Return every line of the data below that includes the string "than".
-*-*-
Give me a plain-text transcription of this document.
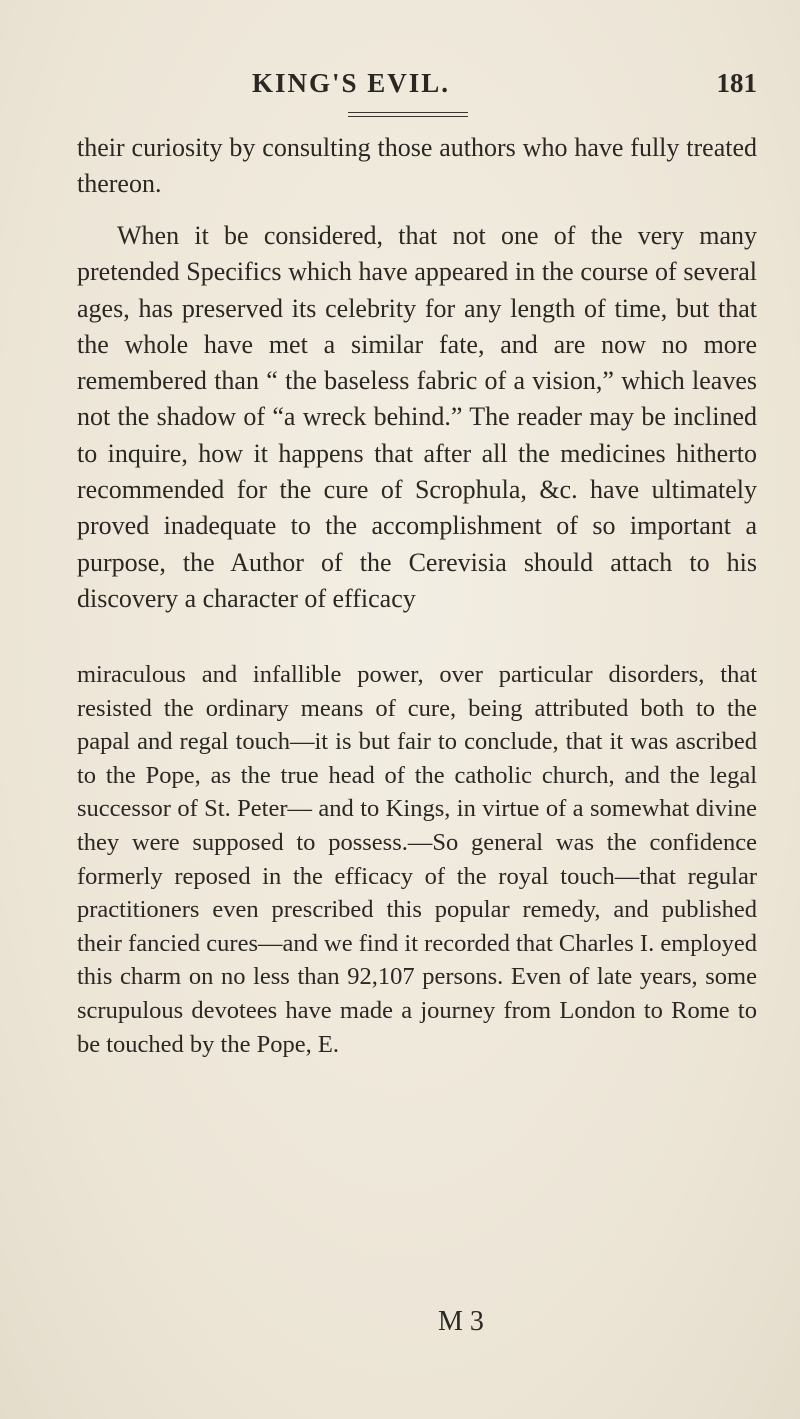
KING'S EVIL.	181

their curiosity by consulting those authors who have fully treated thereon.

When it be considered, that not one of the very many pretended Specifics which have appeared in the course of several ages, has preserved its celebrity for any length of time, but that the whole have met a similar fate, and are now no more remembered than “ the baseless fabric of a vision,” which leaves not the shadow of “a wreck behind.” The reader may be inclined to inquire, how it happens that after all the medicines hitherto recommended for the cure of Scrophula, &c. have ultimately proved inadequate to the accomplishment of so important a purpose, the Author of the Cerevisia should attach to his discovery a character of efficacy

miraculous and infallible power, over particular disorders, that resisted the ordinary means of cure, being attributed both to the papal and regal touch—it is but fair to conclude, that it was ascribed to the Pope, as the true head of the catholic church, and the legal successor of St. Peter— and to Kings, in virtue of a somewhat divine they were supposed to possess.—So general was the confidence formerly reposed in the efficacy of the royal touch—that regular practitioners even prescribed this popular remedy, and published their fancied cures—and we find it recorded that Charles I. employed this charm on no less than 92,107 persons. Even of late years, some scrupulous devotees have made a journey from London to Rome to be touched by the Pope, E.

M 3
-*-*-
◆ Solution
When it be considered, that not one of the very many pretended Specifics which have appeared in the course of several ages, has preserved its celebrity for any length of time, but that the whole have met a similar fate, and are now no more remembered than “ the baseless fabric of a vision,” which leaves not the shadow of “a wreck behind.” The reader may be inclined to inquire, how it happens that after all the medicines hitherto recommended for the cure of Scrophula, &c. have ultimately proved inadequate to the accomplishment of so important a purpose, the Author of the Cerevisia should attach to his discovery a character of efficacy
miraculous and infallible power, over particular disorders, that resisted the ordinary means of cure, being attributed both to the papal and regal touch—it is but fair to conclude, that it was ascribed to the Pope, as the true head of the catholic church, and the legal successor of St. Peter— and to Kings, in virtue of a somewhat divine they were supposed to possess.—So general was the confidence formerly reposed in the efficacy of the royal touch—that regular practitioners even prescribed this popular remedy, and published their fancied cures—and we find it recorded that Charles I. employed this charm on no less than 92,107 persons. Even of late years, some scrupulous devotees have made a journey from London to Rome to be touched by the Pope, E.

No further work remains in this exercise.